### SHORT PROBLEM
Copy out the complete listing, word for word.

-- begin MATERIAL SHOWN --

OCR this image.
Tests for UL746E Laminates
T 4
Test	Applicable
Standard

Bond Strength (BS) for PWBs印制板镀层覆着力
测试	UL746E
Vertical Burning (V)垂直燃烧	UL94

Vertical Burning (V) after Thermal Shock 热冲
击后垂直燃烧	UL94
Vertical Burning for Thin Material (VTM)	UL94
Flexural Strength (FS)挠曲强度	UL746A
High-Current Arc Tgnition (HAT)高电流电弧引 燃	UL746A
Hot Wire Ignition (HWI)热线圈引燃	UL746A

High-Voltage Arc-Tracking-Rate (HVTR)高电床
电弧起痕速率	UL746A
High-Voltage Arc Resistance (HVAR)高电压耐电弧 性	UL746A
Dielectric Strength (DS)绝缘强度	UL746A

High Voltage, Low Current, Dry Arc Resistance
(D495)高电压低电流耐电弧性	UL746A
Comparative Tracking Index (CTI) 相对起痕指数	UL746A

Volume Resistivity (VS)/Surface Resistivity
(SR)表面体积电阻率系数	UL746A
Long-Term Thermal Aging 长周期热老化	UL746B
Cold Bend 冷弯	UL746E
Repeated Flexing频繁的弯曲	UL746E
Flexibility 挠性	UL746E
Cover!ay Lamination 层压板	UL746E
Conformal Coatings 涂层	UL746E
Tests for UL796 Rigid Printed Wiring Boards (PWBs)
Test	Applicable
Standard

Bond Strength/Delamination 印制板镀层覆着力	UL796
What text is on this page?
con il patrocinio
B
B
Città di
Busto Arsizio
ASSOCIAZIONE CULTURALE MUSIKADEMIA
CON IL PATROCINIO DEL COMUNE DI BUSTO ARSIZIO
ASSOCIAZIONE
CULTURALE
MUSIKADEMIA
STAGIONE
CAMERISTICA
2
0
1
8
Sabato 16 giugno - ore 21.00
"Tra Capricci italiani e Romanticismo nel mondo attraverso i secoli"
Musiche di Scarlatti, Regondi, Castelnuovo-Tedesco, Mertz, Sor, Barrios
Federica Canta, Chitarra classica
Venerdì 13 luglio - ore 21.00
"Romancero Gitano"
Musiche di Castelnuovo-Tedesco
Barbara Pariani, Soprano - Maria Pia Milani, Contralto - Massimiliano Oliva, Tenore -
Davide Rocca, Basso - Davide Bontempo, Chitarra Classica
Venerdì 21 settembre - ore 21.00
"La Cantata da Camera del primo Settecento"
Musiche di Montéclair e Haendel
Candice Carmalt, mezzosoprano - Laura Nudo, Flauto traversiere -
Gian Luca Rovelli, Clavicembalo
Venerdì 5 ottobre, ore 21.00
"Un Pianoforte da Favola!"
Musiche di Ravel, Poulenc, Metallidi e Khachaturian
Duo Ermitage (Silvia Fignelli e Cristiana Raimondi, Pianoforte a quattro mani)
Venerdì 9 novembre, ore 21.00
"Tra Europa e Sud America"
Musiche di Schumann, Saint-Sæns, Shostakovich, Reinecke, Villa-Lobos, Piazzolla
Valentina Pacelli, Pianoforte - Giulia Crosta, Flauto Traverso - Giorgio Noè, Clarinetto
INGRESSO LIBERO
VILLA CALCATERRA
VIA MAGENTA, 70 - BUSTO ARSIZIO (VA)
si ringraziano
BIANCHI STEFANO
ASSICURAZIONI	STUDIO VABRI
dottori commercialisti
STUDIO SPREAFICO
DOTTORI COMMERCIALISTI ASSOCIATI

-- end MATERIAL SHOWN --

### TASK RESPONSE
OCR this image.
Tests for UL746E Laminates
T 4
Test	Applicable
Standard

Bond Strength (BS) for PWBs印制板镀层覆着力
测试	UL746E
Vertical Burning (V)垂直燃烧	UL94

Vertical Burning (V) after Thermal Shock 热冲
击后垂直燃烧	UL94
Vertical Burning for Thin Material (VTM)	UL94
Flexural Strength (FS)挠曲强度	UL746A
High-Current Arc Tgnition (HAT)高电流电弧引 燃	UL746A
Hot Wire Ignition (HWI)热线圈引燃	UL746A

High-Voltage Arc-Tracking-Rate (HVTR)高电床
电弧起痕速率	UL746A
High-Voltage Arc Resistance (HVAR)高电压耐电弧 性	UL746A
Dielectric Strength (DS)绝缘强度	UL746A

High Voltage, Low Current, Dry Arc Resistance
(D495)高电压低电流耐电弧性	UL746A
Comparative Tracking Index (CTI) 相对起痕指数	UL746A

Volume Resistivity (VS)/Surface Resistivity
(SR)表面体积电阻率系数	UL746A
Long-Term Thermal Aging 长周期热老化	UL746B
Cold Bend 冷弯	UL746E
Repeated Flexing频繁的弯曲	UL746E
Flexibility 挠性	UL746E
Cover!ay Lamination 层压板	UL746E
Conformal Coatings 涂层	UL746E
Tests for UL796 Rigid Printed Wiring Boards (PWBs)
Test	Applicable
Standard

Bond Strength/Delamination 印制板镀层覆着力	UL796
What text is on this page?
con il patrocinio
B
B
Città di
Busto Arsizio
ASSOCIAZIONE CULTURALE MUSIKADEMIA
CON IL PATROCINIO DEL COMUNE DI BUSTO ARSIZIO
ASSOCIAZIONE
CULTURALE
MUSIKADEMIA
STAGIONE
CAMERISTICA
2
0
1
8
Sabato 16 giugno - ore 21.00
"Tra Capricci italiani e Romanticismo nel mondo attraverso i secoli"
Musiche di Scarlatti, Regondi, Castelnuovo-Tedesco, Mertz, Sor, Barrios
Federica Canta, Chitarra classica
Venerdì 13 luglio - ore 21.00
"Romancero Gitano"
Musiche di Castelnuovo-Tedesco
Barbara Pariani, Soprano - Maria Pia Milani, Contralto - Massimiliano Oliva, Tenore -
Davide Rocca, Basso - Davide Bontempo, Chitarra Classica
Venerdì 21 settembre - ore 21.00
"La Cantata da Camera del primo Settecento"
Musiche di Montéclair e Haendel
Candice Carmalt, mezzosoprano - Laura Nudo, Flauto traversiere -
Gian Luca Rovelli, Clavicembalo
Venerdì 5 ottobre, ore 21.00
"Un Pianoforte da Favola!"
Musiche di Ravel, Poulenc, Metallidi e Khachaturian
Duo Ermitage (Silvia Fignelli e Cristiana Raimondi, Pianoforte a quattro mani)
Venerdì 9 novembre, ore 21.00
"Tra Europa e Sud America"
Musiche di Schumann, Saint-Sæns, Shostakovich, Reinecke, Villa-Lobos, Piazzolla
Valentina Pacelli, Pianoforte - Giulia Crosta, Flauto Traverso - Giorgio Noè, Clarinetto
INGRESSO LIBERO
VILLA CALCATERRA
VIA MAGENTA, 70 - BUSTO ARSIZIO (VA)
si ringraziano
BIANCHI STEFANO
ASSICURAZIONI	STUDIO VABRI
dottori commercialisti
STUDIO SPREAFICO
DOTTORI COMMERCIALISTI ASSOCIATI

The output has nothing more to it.